__Task instructions__
Which lines of the data hold the word "året"? Copy all of them.

__Exercise data__
☆ ☆ ☆ ☆
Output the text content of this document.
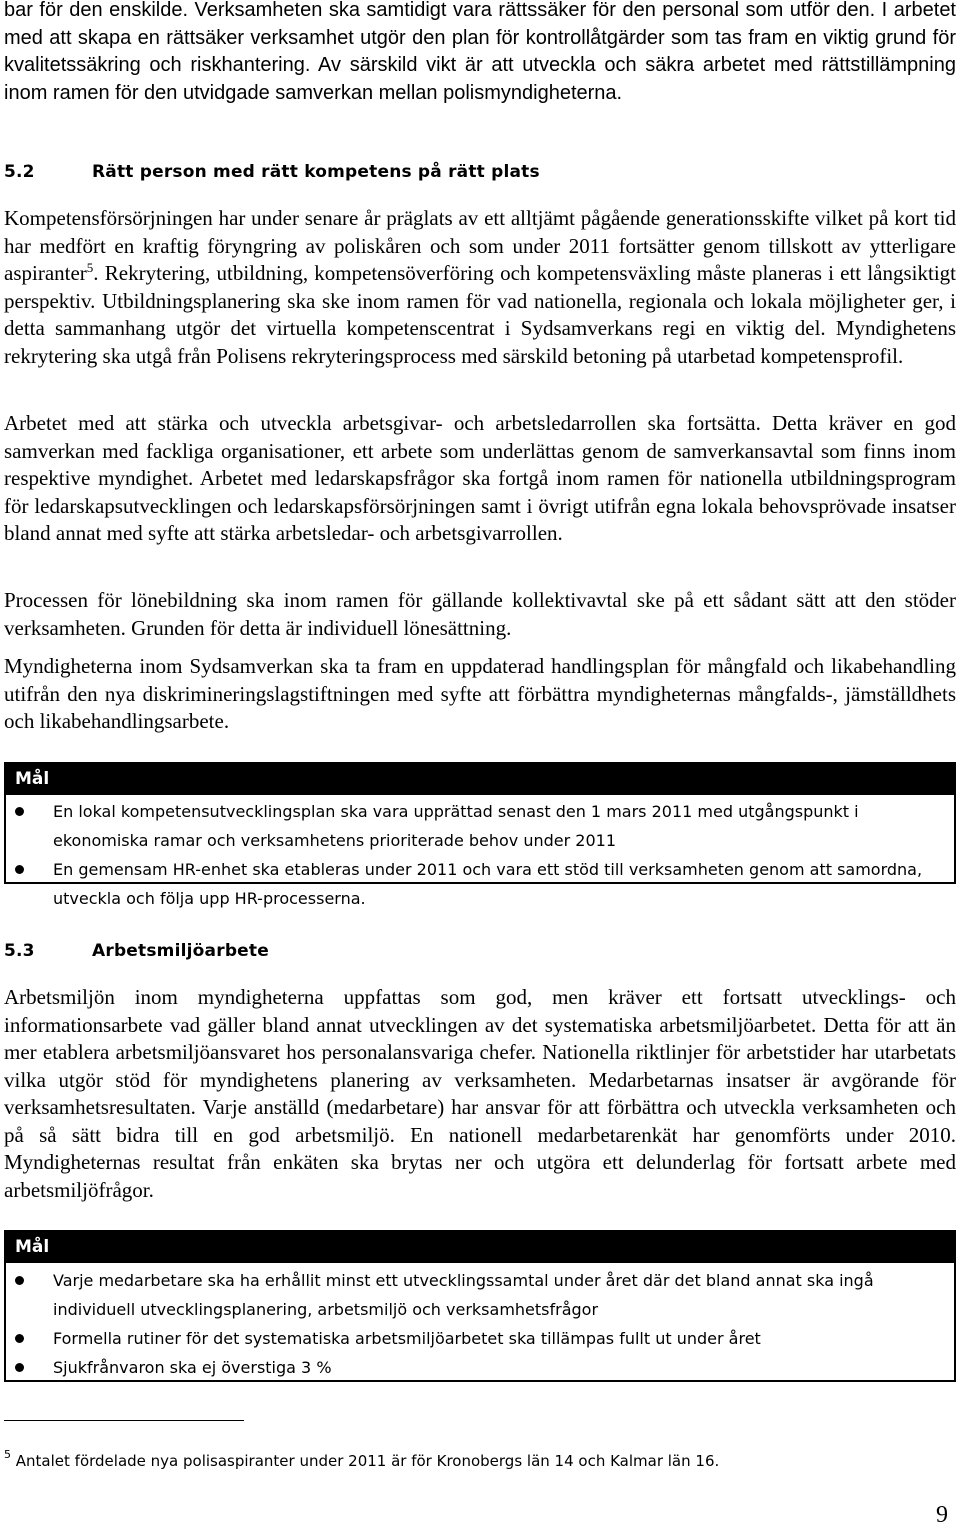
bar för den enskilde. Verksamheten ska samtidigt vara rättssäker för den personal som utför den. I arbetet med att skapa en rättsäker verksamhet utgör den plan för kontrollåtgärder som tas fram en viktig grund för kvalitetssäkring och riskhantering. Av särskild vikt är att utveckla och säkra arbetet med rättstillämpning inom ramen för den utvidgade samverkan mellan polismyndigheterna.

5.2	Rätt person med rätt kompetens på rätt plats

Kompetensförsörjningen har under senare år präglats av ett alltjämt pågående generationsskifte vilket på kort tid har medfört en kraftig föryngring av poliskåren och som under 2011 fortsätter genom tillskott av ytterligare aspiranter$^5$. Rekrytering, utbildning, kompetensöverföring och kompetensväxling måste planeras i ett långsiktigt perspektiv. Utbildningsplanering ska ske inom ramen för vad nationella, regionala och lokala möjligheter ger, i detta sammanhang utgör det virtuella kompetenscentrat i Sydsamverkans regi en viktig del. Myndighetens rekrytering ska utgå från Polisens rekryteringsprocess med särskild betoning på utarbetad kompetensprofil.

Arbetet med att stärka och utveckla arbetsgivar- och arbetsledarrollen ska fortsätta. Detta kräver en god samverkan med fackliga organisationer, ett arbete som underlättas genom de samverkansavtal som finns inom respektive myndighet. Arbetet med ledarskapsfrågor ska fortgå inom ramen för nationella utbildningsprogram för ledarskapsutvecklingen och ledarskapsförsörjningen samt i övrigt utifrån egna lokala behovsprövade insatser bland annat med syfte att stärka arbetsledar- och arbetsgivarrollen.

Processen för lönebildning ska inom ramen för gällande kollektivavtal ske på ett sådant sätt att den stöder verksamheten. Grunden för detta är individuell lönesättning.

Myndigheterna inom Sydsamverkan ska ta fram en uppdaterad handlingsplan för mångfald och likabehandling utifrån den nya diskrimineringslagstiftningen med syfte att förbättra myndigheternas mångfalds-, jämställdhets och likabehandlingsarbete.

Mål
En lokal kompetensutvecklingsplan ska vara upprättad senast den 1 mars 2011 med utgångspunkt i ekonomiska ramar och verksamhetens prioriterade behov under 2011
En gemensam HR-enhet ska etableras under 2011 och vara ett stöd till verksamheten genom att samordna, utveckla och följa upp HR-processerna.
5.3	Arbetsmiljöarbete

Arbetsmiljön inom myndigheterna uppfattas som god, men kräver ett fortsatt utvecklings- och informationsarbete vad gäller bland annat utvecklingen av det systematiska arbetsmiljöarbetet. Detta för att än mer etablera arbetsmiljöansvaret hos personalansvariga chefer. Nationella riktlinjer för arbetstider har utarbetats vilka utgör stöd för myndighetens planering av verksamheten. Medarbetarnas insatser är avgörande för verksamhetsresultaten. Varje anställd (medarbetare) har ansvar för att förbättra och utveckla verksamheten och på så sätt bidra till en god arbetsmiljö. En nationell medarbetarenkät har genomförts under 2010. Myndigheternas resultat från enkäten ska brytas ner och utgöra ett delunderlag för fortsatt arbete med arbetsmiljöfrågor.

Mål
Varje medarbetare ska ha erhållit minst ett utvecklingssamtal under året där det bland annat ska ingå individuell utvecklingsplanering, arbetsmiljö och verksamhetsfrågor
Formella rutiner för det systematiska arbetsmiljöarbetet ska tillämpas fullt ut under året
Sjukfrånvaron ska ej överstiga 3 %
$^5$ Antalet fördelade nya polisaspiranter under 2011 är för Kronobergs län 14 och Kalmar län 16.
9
☆ ☆ ☆ ☆
__Exercise answer__
Varje medarbetare ska ha erhållit minst ett utvecklingssamtal under året där det bland annat ska ingå individuell utvecklingsplanering, arbetsmiljö och verksamhetsfrågor
Formella rutiner för det systematiska arbetsmiljöarbetet ska tillämpas fullt ut under året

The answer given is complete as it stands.